# Exercice à faire:
Extrayez des enregistrements ci-dessous toutes les lignes qui contiennent la chaîne « dropdown ».

# Entrées de données:
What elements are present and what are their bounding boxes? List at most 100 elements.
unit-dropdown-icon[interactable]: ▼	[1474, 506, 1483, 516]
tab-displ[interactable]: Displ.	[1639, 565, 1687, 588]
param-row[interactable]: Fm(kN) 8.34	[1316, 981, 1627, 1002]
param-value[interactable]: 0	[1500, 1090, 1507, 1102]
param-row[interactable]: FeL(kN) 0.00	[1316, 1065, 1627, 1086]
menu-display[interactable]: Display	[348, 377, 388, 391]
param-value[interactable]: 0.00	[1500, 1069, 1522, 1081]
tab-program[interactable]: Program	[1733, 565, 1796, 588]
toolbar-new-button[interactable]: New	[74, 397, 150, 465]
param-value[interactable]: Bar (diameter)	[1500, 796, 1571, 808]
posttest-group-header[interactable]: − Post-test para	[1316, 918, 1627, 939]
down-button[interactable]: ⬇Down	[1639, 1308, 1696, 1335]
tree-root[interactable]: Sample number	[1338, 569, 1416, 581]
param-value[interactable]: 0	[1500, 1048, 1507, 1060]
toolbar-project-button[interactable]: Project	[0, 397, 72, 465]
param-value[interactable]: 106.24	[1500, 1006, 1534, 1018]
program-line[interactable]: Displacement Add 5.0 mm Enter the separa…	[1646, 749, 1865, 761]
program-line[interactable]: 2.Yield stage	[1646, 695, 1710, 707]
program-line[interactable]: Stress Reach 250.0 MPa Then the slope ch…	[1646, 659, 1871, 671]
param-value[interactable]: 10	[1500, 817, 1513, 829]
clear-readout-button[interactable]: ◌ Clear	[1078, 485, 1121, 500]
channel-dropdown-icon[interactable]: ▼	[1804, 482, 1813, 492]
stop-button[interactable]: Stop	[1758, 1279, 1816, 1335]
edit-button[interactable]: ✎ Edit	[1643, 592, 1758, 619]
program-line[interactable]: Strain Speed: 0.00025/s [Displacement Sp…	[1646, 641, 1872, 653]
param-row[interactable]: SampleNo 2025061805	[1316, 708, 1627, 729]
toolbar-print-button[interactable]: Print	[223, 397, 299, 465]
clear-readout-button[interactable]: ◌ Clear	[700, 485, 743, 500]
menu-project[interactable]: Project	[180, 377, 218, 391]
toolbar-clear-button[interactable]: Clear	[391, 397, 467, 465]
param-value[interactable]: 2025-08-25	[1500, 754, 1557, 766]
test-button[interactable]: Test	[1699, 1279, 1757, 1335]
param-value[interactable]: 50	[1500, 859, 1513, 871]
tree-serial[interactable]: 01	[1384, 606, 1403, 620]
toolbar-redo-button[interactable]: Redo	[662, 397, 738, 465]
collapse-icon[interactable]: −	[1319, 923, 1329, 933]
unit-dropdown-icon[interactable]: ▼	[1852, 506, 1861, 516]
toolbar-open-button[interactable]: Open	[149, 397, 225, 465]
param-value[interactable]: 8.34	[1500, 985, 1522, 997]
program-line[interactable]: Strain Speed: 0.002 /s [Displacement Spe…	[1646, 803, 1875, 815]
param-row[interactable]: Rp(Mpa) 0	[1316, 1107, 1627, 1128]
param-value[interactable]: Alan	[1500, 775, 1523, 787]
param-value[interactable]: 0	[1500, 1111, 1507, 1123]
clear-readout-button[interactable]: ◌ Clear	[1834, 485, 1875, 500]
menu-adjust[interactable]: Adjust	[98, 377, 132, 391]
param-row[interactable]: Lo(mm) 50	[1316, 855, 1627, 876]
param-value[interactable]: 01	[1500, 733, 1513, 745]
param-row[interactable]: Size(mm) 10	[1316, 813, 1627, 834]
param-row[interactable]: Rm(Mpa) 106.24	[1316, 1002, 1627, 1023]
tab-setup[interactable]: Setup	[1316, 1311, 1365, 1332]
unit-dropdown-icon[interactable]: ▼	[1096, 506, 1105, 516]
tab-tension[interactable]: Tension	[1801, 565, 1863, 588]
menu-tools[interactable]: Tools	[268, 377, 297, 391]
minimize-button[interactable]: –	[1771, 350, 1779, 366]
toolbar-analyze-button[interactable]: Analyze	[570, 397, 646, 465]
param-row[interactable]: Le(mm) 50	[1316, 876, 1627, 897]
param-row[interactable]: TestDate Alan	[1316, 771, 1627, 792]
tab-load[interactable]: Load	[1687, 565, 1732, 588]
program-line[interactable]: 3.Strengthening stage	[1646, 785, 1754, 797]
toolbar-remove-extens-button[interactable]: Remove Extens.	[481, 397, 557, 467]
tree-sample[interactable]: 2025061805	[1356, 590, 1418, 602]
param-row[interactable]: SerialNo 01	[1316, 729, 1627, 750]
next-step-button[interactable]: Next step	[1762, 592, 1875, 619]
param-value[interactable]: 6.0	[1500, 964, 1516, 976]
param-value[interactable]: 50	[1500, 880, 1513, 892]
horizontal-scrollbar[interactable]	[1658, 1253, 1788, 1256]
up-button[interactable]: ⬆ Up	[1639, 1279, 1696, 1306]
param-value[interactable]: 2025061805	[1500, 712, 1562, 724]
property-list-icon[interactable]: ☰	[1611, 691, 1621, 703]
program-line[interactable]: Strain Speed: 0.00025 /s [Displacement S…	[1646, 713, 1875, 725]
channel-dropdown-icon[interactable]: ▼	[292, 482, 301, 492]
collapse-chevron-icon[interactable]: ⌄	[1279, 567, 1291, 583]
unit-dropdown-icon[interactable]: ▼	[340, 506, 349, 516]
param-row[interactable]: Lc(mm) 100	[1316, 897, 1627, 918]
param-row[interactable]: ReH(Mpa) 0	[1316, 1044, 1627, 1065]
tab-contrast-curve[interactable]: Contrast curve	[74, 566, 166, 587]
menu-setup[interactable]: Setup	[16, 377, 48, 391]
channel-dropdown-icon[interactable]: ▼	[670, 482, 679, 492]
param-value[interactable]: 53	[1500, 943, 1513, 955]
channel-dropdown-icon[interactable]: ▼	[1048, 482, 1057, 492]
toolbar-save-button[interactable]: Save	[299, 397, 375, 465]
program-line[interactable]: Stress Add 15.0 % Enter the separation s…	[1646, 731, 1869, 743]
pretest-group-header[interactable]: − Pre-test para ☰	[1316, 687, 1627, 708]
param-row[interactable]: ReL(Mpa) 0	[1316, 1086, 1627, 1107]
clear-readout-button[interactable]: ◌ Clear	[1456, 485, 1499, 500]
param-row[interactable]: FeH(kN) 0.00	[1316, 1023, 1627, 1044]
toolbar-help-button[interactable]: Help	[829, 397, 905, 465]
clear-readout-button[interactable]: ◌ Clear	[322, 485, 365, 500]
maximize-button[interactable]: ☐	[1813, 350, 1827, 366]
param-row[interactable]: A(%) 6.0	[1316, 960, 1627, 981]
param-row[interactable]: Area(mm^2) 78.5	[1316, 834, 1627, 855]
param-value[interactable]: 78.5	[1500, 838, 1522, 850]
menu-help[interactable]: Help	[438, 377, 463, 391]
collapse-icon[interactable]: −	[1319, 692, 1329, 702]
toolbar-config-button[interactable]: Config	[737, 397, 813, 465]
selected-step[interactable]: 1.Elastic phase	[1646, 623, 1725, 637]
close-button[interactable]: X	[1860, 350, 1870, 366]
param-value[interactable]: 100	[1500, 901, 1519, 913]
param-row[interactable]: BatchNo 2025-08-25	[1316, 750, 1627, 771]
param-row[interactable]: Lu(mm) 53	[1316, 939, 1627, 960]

# Corrigé:
unit-dropdown-icon[interactable]: ▼	[1474, 506, 1483, 516]
channel-dropdown-icon[interactable]: ▼	[1804, 482, 1813, 492]
unit-dropdown-icon[interactable]: ▼	[1852, 506, 1861, 516]
unit-dropdown-icon[interactable]: ▼	[1096, 506, 1105, 516]
channel-dropdown-icon[interactable]: ▼	[292, 482, 301, 492]
unit-dropdown-icon[interactable]: ▼	[340, 506, 349, 516]
channel-dropdown-icon[interactable]: ▼	[670, 482, 679, 492]
channel-dropdown-icon[interactable]: ▼	[1048, 482, 1057, 492]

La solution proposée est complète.